## DATA SECTION
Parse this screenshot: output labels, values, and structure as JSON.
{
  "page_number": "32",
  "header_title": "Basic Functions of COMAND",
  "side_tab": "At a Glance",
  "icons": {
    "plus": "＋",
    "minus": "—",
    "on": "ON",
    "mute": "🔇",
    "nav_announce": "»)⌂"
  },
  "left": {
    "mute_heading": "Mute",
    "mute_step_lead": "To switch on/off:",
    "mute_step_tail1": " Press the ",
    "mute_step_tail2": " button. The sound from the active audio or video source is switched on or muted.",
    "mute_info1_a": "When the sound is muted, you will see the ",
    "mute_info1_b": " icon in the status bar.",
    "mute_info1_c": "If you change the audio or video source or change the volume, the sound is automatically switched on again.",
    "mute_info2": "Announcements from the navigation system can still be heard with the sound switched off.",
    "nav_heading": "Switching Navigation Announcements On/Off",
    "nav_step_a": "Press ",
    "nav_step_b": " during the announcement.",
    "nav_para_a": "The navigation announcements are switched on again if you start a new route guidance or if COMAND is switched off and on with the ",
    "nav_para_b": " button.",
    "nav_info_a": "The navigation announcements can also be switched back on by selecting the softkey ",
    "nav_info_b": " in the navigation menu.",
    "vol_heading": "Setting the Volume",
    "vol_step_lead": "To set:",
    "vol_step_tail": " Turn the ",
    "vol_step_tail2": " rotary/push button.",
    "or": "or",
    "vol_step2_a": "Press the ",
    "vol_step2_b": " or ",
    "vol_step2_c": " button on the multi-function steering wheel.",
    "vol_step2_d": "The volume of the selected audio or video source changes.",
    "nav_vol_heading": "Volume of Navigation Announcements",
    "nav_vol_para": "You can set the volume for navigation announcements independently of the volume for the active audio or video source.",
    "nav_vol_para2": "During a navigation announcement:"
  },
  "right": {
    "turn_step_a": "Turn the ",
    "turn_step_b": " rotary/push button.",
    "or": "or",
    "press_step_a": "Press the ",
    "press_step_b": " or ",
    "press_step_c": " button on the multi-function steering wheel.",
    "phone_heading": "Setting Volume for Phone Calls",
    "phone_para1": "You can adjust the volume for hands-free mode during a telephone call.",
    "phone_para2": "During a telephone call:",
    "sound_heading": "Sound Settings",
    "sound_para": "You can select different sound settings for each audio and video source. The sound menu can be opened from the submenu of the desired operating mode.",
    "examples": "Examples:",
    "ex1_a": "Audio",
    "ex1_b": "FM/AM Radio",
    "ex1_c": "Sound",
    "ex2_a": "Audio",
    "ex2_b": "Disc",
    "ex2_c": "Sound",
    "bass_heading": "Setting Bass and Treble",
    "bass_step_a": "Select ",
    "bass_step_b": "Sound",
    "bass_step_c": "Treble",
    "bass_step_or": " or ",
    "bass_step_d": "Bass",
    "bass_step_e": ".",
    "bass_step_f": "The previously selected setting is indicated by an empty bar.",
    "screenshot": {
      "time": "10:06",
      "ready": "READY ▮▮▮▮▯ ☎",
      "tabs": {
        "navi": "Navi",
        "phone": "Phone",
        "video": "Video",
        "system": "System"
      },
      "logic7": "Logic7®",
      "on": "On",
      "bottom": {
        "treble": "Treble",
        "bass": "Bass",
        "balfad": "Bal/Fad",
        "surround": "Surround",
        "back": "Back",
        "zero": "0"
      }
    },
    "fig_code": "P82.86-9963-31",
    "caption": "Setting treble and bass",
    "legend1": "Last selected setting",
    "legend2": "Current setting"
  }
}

## TO BE DONE
Copy out the material word for word and line for line.

## ANSWER TO THIS TASK
Parse this screenshot: output labels, values, and structure as JSON.
{
  "page_number": "32",
  "header_title": "Basic Functions of COMAND",
  "side_tab": "At a Glance",
  "icons": {
    "plus": "＋",
    "minus": "—",
    "on": "ON",
    "mute": "🔇",
    "nav_announce": "»)⌂"
  },
  "left": {
    "mute_heading": "Mute",
    "mute_step_lead": "To switch on/off:",
    "mute_step_tail1": " Press the ",
    "mute_step_tail2": " button. The sound from the active audio or video source is switched on or muted.",
    "mute_info1_a": "When the sound is muted, you will see the ",
    "mute_info1_b": " icon in the status bar.",
    "mute_info1_c": "If you change the audio or video source or change the volume, the sound is automatically switched on again.",
    "mute_info2": "Announcements from the navigation system can still be heard with the sound switched off.",
    "nav_heading": "Switching Navigation Announcements On/Off",
    "nav_step_a": "Press ",
    "nav_step_b": " during the announcement.",
    "nav_para_a": "The navigation announcements are switched on again if you start a new route guidance or if COMAND is switched off and on with the ",
    "nav_para_b": " button.",
    "nav_info_a": "The navigation announcements can also be switched back on by selecting the softkey ",
    "nav_info_b": " in the navigation menu.",
    "vol_heading": "Setting the Volume",
    "vol_step_lead": "To set:",
    "vol_step_tail": " Turn the ",
    "vol_step_tail2": " rotary/push button.",
    "or": "or",
    "vol_step2_a": "Press the ",
    "vol_step2_b": " or ",
    "vol_step2_c": " button on the multi-function steering wheel.",
    "vol_step2_d": "The volume of the selected audio or video source changes.",
    "nav_vol_heading": "Volume of Navigation Announcements",
    "nav_vol_para": "You can set the volume for navigation announcements independently of the volume for the active audio or video source.",
    "nav_vol_para2": "During a navigation announcement:"
  },
  "right": {
    "turn_step_a": "Turn the ",
    "turn_step_b": " rotary/push button.",
    "or": "or",
    "press_step_a": "Press the ",
    "press_step_b": " or ",
    "press_step_c": " button on the multi-function steering wheel.",
    "phone_heading": "Setting Volume for Phone Calls",
    "phone_para1": "You can adjust the volume for hands-free mode during a telephone call.",
    "phone_para2": "During a telephone call:",
    "sound_heading": "Sound Settings",
    "sound_para": "You can select different sound settings for each audio and video source. The sound menu can be opened from the submenu of the desired operating mode.",
    "examples": "Examples:",
    "ex1_a": "Audio",
    "ex1_b": "FM/AM Radio",
    "ex1_c": "Sound",
    "ex2_a": "Audio",
    "ex2_b": "Disc",
    "ex2_c": "Sound",
    "bass_heading": "Setting Bass and Treble",
    "bass_step_a": "Select ",
    "bass_step_b": "Sound",
    "bass_step_c": "Treble",
    "bass_step_or": " or ",
    "bass_step_d": "Bass",
    "bass_step_e": ".",
    "bass_step_f": "The previously selected setting is indicated by an empty bar.",
    "screenshot": {
      "time": "10:06",
      "ready": "READY ▮▮▮▮▯ ☎",
      "tabs": {
        "navi": "Navi",
        "phone": "Phone",
        "video": "Video",
        "system": "System"
      },
      "logic7": "Logic7®",
      "on": "On",
      "bottom": {
        "treble": "Treble",
        "bass": "Bass",
        "balfad": "Bal/Fad",
        "surround": "Surround",
        "back": "Back",
        "zero": "0"
      }
    },
    "fig_code": "P82.86-9963-31",
    "caption": "Setting treble and bass",
    "legend1": "Last selected setting",
    "legend2": "Current setting"
  }
}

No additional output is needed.